• **DIRECTION**:
Leaving out the pictures, retype all the material exactly.

— Begin —

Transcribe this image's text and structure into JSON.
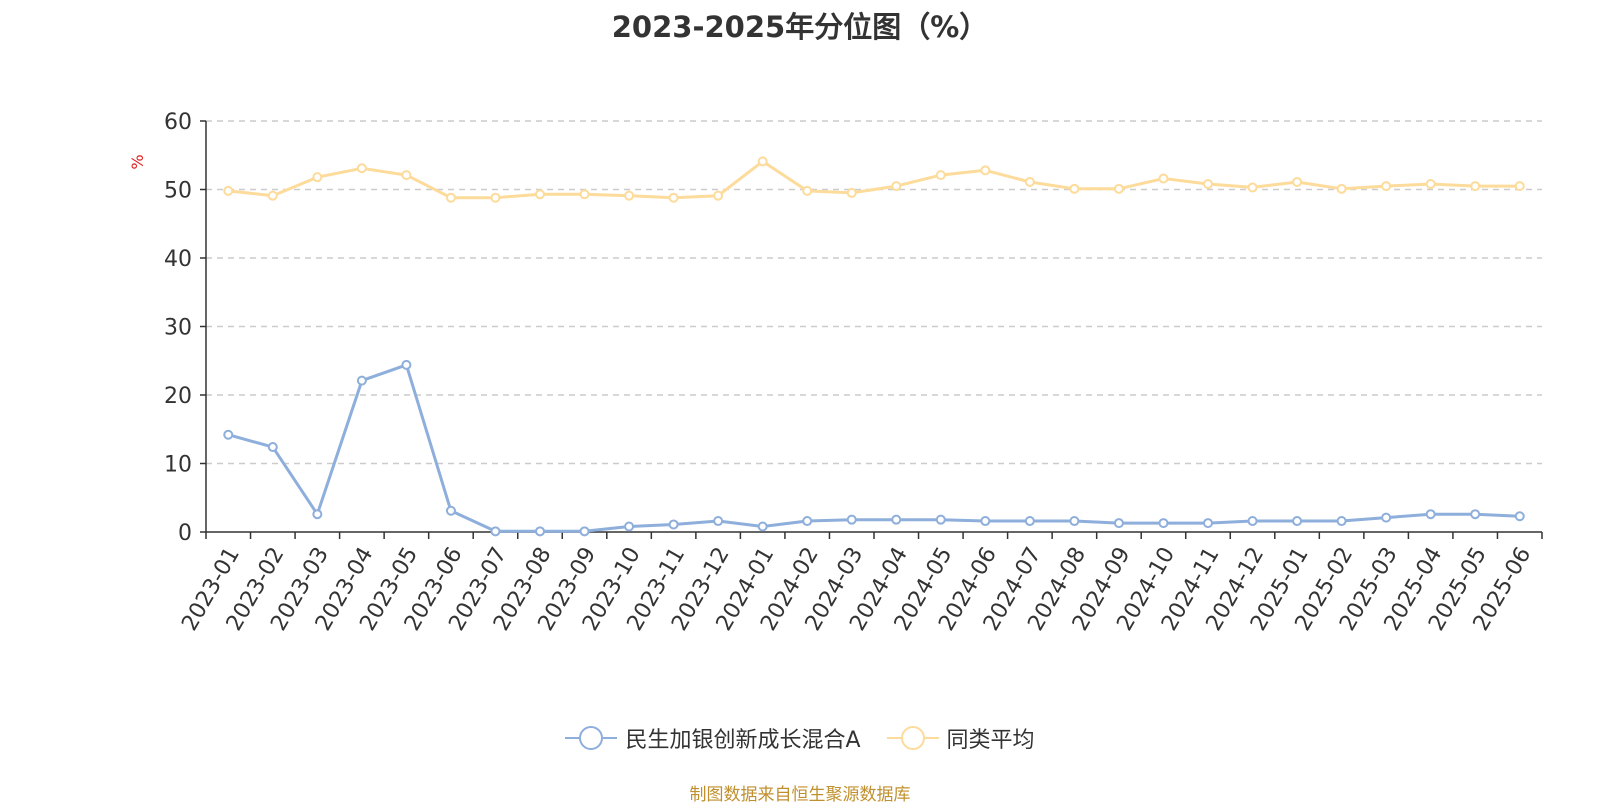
{
  "chart_data": {
    "type": "line",
    "title": "2023-2025年分位图（%）",
    "ylabel": "%",
    "ylim": [
      0,
      60
    ],
    "yticks": [
      0,
      10,
      20,
      30,
      40,
      50,
      60
    ],
    "grid": true,
    "legend_position": "bottom",
    "categories": [
      "2023-01",
      "2023-02",
      "2023-03",
      "2023-04",
      "2023-05",
      "2023-06",
      "2023-07",
      "2023-08",
      "2023-09",
      "2023-10",
      "2023-11",
      "2023-12",
      "2024-01",
      "2024-02",
      "2024-03",
      "2024-04",
      "2024-05",
      "2024-06",
      "2024-07",
      "2024-08",
      "2024-09",
      "2024-10",
      "2024-11",
      "2024-12",
      "2025-01",
      "2025-02",
      "2025-03",
      "2025-04",
      "2025-05",
      "2025-06"
    ],
    "series": [
      {
        "name": "民生加银创新成长混合A",
        "color": "#8eaedb",
        "values": [
          14.2,
          12.4,
          2.6,
          22.1,
          24.4,
          3.1,
          0.1,
          0.1,
          0.1,
          0.8,
          1.1,
          1.6,
          0.8,
          1.6,
          1.8,
          1.8,
          1.8,
          1.6,
          1.6,
          1.6,
          1.3,
          1.3,
          1.3,
          1.6,
          1.6,
          1.6,
          2.1,
          2.6,
          2.6,
          2.3
        ]
      },
      {
        "name": "同类平均",
        "color": "#fddb9a",
        "values": [
          49.8,
          49.1,
          51.8,
          53.1,
          52.1,
          48.8,
          48.8,
          49.3,
          49.3,
          49.1,
          48.8,
          49.1,
          54.1,
          49.8,
          49.5,
          50.5,
          52.1,
          52.8,
          51.1,
          50.1,
          50.1,
          51.6,
          50.8,
          50.3,
          51.1,
          50.1,
          50.5,
          50.8,
          50.5,
          50.5
        ]
      }
    ]
  },
  "source_note": "制图数据来自恒生聚源数据库"
}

— End —

• **RESULT OF THE EXERCISE**:
Transcribe this image's text and structure into JSON.
{
  "chart_data": {
    "type": "line",
    "title": "2023-2025年分位图（%）",
    "ylabel": "%",
    "ylim": [
      0,
      60
    ],
    "yticks": [
      0,
      10,
      20,
      30,
      40,
      50,
      60
    ],
    "grid": true,
    "legend_position": "bottom",
    "categories": [
      "2023-01",
      "2023-02",
      "2023-03",
      "2023-04",
      "2023-05",
      "2023-06",
      "2023-07",
      "2023-08",
      "2023-09",
      "2023-10",
      "2023-11",
      "2023-12",
      "2024-01",
      "2024-02",
      "2024-03",
      "2024-04",
      "2024-05",
      "2024-06",
      "2024-07",
      "2024-08",
      "2024-09",
      "2024-10",
      "2024-11",
      "2024-12",
      "2025-01",
      "2025-02",
      "2025-03",
      "2025-04",
      "2025-05",
      "2025-06"
    ],
    "series": [
      {
        "name": "民生加银创新成长混合A",
        "color": "#8eaedb",
        "values": [
          14.2,
          12.4,
          2.6,
          22.1,
          24.4,
          3.1,
          0.1,
          0.1,
          0.1,
          0.8,
          1.1,
          1.6,
          0.8,
          1.6,
          1.8,
          1.8,
          1.8,
          1.6,
          1.6,
          1.6,
          1.3,
          1.3,
          1.3,
          1.6,
          1.6,
          1.6,
          2.1,
          2.6,
          2.6,
          2.3
        ]
      },
      {
        "name": "同类平均",
        "color": "#fddb9a",
        "values": [
          49.8,
          49.1,
          51.8,
          53.1,
          52.1,
          48.8,
          48.8,
          49.3,
          49.3,
          49.1,
          48.8,
          49.1,
          54.1,
          49.8,
          49.5,
          50.5,
          52.1,
          52.8,
          51.1,
          50.1,
          50.1,
          51.6,
          50.8,
          50.3,
          51.1,
          50.1,
          50.5,
          50.8,
          50.5,
          50.5
        ]
      }
    ]
  },
  "source_note": "制图数据来自恒生聚源数据库"
}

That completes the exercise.